__PROBLEM__: Return the material word for word. Do not include pictures.
>> Start PROVIDED RECORDS
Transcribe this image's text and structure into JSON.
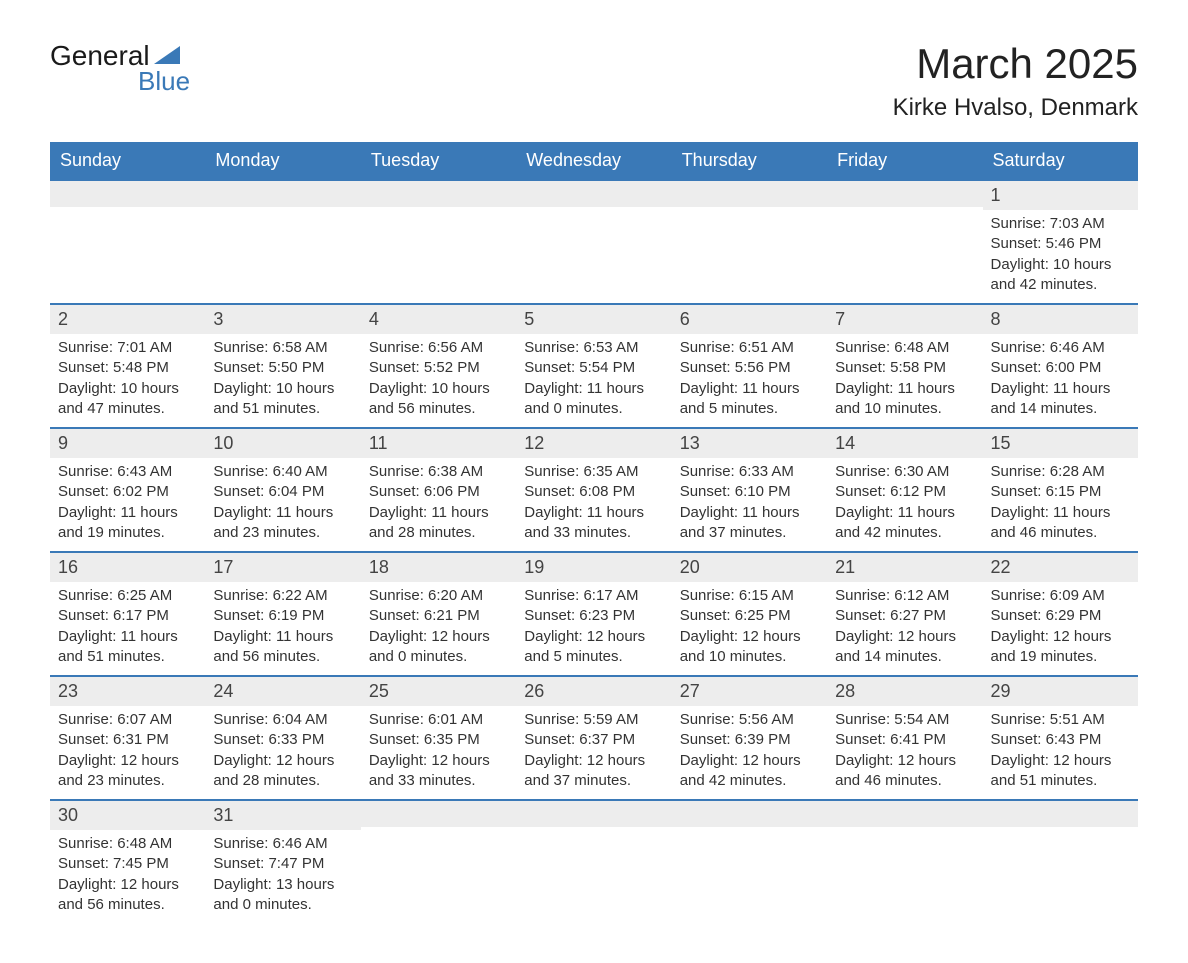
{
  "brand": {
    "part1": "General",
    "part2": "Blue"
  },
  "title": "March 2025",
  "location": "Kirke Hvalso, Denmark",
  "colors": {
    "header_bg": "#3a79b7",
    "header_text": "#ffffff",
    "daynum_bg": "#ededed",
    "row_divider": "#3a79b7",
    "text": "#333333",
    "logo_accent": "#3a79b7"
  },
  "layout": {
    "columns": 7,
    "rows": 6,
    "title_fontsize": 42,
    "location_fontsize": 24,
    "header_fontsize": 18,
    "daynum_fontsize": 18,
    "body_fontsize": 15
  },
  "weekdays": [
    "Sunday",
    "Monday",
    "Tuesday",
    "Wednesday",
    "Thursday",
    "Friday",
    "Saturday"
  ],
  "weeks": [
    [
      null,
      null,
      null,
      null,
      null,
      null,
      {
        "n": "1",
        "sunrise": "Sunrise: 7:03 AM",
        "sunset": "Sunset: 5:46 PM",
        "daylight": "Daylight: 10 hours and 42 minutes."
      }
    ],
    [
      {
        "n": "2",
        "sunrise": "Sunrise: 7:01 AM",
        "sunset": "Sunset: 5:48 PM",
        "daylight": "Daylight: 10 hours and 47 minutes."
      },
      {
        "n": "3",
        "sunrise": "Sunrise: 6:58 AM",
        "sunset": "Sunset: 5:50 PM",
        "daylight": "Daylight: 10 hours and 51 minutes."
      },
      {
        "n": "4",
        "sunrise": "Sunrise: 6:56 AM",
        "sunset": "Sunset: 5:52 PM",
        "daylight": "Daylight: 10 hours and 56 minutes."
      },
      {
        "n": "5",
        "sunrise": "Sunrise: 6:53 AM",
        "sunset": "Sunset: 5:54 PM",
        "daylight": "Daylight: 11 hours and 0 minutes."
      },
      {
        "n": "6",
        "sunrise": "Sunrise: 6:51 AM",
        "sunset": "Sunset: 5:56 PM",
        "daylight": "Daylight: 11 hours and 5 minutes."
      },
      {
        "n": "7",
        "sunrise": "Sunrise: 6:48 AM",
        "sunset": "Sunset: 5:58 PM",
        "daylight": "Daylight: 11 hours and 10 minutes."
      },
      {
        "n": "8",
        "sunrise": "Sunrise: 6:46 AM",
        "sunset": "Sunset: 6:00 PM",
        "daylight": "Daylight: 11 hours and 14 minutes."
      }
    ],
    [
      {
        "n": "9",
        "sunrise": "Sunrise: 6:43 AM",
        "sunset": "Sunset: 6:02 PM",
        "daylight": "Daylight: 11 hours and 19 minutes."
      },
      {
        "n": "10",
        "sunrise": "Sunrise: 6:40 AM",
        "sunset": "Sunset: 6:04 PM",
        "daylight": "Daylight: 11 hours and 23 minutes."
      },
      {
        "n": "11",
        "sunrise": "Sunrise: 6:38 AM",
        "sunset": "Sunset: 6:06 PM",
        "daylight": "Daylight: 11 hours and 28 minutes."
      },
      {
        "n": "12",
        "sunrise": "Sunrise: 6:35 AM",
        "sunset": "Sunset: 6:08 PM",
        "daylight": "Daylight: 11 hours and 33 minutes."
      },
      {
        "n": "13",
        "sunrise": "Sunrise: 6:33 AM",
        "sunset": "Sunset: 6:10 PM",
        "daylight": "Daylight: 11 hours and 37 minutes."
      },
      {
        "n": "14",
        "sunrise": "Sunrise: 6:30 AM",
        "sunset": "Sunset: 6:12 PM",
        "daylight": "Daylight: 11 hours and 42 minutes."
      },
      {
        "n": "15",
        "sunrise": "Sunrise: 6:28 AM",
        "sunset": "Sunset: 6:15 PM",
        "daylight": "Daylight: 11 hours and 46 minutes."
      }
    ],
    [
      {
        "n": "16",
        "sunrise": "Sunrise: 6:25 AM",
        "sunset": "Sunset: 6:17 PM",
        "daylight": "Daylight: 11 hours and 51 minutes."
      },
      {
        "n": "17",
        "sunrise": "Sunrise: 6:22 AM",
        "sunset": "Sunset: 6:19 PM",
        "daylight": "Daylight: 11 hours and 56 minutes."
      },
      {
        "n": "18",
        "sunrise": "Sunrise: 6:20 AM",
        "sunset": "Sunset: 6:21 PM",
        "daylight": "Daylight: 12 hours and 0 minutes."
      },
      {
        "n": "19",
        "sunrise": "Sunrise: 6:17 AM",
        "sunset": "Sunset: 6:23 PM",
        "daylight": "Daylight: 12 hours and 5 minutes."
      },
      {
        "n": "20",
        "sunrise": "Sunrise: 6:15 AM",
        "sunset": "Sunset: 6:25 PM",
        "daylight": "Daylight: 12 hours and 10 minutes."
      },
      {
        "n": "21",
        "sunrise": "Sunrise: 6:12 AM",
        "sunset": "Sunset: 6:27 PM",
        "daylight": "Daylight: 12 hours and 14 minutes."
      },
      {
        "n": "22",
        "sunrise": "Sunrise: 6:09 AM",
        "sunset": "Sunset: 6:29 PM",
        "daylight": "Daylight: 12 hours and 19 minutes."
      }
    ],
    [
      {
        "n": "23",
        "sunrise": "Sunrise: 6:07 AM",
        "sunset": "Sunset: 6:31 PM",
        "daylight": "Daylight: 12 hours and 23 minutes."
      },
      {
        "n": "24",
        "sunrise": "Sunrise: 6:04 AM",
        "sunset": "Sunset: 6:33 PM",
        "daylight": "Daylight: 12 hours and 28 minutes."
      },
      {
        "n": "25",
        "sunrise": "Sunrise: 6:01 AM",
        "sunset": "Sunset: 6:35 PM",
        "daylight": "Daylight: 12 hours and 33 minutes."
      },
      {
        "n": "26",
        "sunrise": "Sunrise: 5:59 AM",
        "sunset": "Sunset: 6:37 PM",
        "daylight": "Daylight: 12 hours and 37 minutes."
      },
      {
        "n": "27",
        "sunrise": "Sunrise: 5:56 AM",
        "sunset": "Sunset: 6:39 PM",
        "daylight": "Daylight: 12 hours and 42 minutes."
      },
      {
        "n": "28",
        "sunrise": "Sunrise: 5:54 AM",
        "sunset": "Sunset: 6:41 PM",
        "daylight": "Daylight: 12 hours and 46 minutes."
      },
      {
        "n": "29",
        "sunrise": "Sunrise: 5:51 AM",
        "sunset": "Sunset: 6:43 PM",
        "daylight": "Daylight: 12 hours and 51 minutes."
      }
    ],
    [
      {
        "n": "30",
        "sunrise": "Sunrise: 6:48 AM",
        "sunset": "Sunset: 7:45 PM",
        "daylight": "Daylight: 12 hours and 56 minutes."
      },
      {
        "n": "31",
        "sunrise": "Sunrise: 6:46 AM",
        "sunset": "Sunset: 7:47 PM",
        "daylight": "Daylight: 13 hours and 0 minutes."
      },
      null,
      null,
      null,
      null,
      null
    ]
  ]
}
>> End PROVIDED RECORDS
__SOLUTION TO THIS EXERCISE__:
Transcribe this image's text and structure into JSON.
{
  "brand": {
    "part1": "General",
    "part2": "Blue"
  },
  "title": "March 2025",
  "location": "Kirke Hvalso, Denmark",
  "colors": {
    "header_bg": "#3a79b7",
    "header_text": "#ffffff",
    "daynum_bg": "#ededed",
    "row_divider": "#3a79b7",
    "text": "#333333",
    "logo_accent": "#3a79b7"
  },
  "layout": {
    "columns": 7,
    "rows": 6,
    "title_fontsize": 42,
    "location_fontsize": 24,
    "header_fontsize": 18,
    "daynum_fontsize": 18,
    "body_fontsize": 15
  },
  "weekdays": [
    "Sunday",
    "Monday",
    "Tuesday",
    "Wednesday",
    "Thursday",
    "Friday",
    "Saturday"
  ],
  "weeks": [
    [
      null,
      null,
      null,
      null,
      null,
      null,
      {
        "n": "1",
        "sunrise": "Sunrise: 7:03 AM",
        "sunset": "Sunset: 5:46 PM",
        "daylight": "Daylight: 10 hours and 42 minutes."
      }
    ],
    [
      {
        "n": "2",
        "sunrise": "Sunrise: 7:01 AM",
        "sunset": "Sunset: 5:48 PM",
        "daylight": "Daylight: 10 hours and 47 minutes."
      },
      {
        "n": "3",
        "sunrise": "Sunrise: 6:58 AM",
        "sunset": "Sunset: 5:50 PM",
        "daylight": "Daylight: 10 hours and 51 minutes."
      },
      {
        "n": "4",
        "sunrise": "Sunrise: 6:56 AM",
        "sunset": "Sunset: 5:52 PM",
        "daylight": "Daylight: 10 hours and 56 minutes."
      },
      {
        "n": "5",
        "sunrise": "Sunrise: 6:53 AM",
        "sunset": "Sunset: 5:54 PM",
        "daylight": "Daylight: 11 hours and 0 minutes."
      },
      {
        "n": "6",
        "sunrise": "Sunrise: 6:51 AM",
        "sunset": "Sunset: 5:56 PM",
        "daylight": "Daylight: 11 hours and 5 minutes."
      },
      {
        "n": "7",
        "sunrise": "Sunrise: 6:48 AM",
        "sunset": "Sunset: 5:58 PM",
        "daylight": "Daylight: 11 hours and 10 minutes."
      },
      {
        "n": "8",
        "sunrise": "Sunrise: 6:46 AM",
        "sunset": "Sunset: 6:00 PM",
        "daylight": "Daylight: 11 hours and 14 minutes."
      }
    ],
    [
      {
        "n": "9",
        "sunrise": "Sunrise: 6:43 AM",
        "sunset": "Sunset: 6:02 PM",
        "daylight": "Daylight: 11 hours and 19 minutes."
      },
      {
        "n": "10",
        "sunrise": "Sunrise: 6:40 AM",
        "sunset": "Sunset: 6:04 PM",
        "daylight": "Daylight: 11 hours and 23 minutes."
      },
      {
        "n": "11",
        "sunrise": "Sunrise: 6:38 AM",
        "sunset": "Sunset: 6:06 PM",
        "daylight": "Daylight: 11 hours and 28 minutes."
      },
      {
        "n": "12",
        "sunrise": "Sunrise: 6:35 AM",
        "sunset": "Sunset: 6:08 PM",
        "daylight": "Daylight: 11 hours and 33 minutes."
      },
      {
        "n": "13",
        "sunrise": "Sunrise: 6:33 AM",
        "sunset": "Sunset: 6:10 PM",
        "daylight": "Daylight: 11 hours and 37 minutes."
      },
      {
        "n": "14",
        "sunrise": "Sunrise: 6:30 AM",
        "sunset": "Sunset: 6:12 PM",
        "daylight": "Daylight: 11 hours and 42 minutes."
      },
      {
        "n": "15",
        "sunrise": "Sunrise: 6:28 AM",
        "sunset": "Sunset: 6:15 PM",
        "daylight": "Daylight: 11 hours and 46 minutes."
      }
    ],
    [
      {
        "n": "16",
        "sunrise": "Sunrise: 6:25 AM",
        "sunset": "Sunset: 6:17 PM",
        "daylight": "Daylight: 11 hours and 51 minutes."
      },
      {
        "n": "17",
        "sunrise": "Sunrise: 6:22 AM",
        "sunset": "Sunset: 6:19 PM",
        "daylight": "Daylight: 11 hours and 56 minutes."
      },
      {
        "n": "18",
        "sunrise": "Sunrise: 6:20 AM",
        "sunset": "Sunset: 6:21 PM",
        "daylight": "Daylight: 12 hours and 0 minutes."
      },
      {
        "n": "19",
        "sunrise": "Sunrise: 6:17 AM",
        "sunset": "Sunset: 6:23 PM",
        "daylight": "Daylight: 12 hours and 5 minutes."
      },
      {
        "n": "20",
        "sunrise": "Sunrise: 6:15 AM",
        "sunset": "Sunset: 6:25 PM",
        "daylight": "Daylight: 12 hours and 10 minutes."
      },
      {
        "n": "21",
        "sunrise": "Sunrise: 6:12 AM",
        "sunset": "Sunset: 6:27 PM",
        "daylight": "Daylight: 12 hours and 14 minutes."
      },
      {
        "n": "22",
        "sunrise": "Sunrise: 6:09 AM",
        "sunset": "Sunset: 6:29 PM",
        "daylight": "Daylight: 12 hours and 19 minutes."
      }
    ],
    [
      {
        "n": "23",
        "sunrise": "Sunrise: 6:07 AM",
        "sunset": "Sunset: 6:31 PM",
        "daylight": "Daylight: 12 hours and 23 minutes."
      },
      {
        "n": "24",
        "sunrise": "Sunrise: 6:04 AM",
        "sunset": "Sunset: 6:33 PM",
        "daylight": "Daylight: 12 hours and 28 minutes."
      },
      {
        "n": "25",
        "sunrise": "Sunrise: 6:01 AM",
        "sunset": "Sunset: 6:35 PM",
        "daylight": "Daylight: 12 hours and 33 minutes."
      },
      {
        "n": "26",
        "sunrise": "Sunrise: 5:59 AM",
        "sunset": "Sunset: 6:37 PM",
        "daylight": "Daylight: 12 hours and 37 minutes."
      },
      {
        "n": "27",
        "sunrise": "Sunrise: 5:56 AM",
        "sunset": "Sunset: 6:39 PM",
        "daylight": "Daylight: 12 hours and 42 minutes."
      },
      {
        "n": "28",
        "sunrise": "Sunrise: 5:54 AM",
        "sunset": "Sunset: 6:41 PM",
        "daylight": "Daylight: 12 hours and 46 minutes."
      },
      {
        "n": "29",
        "sunrise": "Sunrise: 5:51 AM",
        "sunset": "Sunset: 6:43 PM",
        "daylight": "Daylight: 12 hours and 51 minutes."
      }
    ],
    [
      {
        "n": "30",
        "sunrise": "Sunrise: 6:48 AM",
        "sunset": "Sunset: 7:45 PM",
        "daylight": "Daylight: 12 hours and 56 minutes."
      },
      {
        "n": "31",
        "sunrise": "Sunrise: 6:46 AM",
        "sunset": "Sunset: 7:47 PM",
        "daylight": "Daylight: 13 hours and 0 minutes."
      },
      null,
      null,
      null,
      null,
      null
    ]
  ]
}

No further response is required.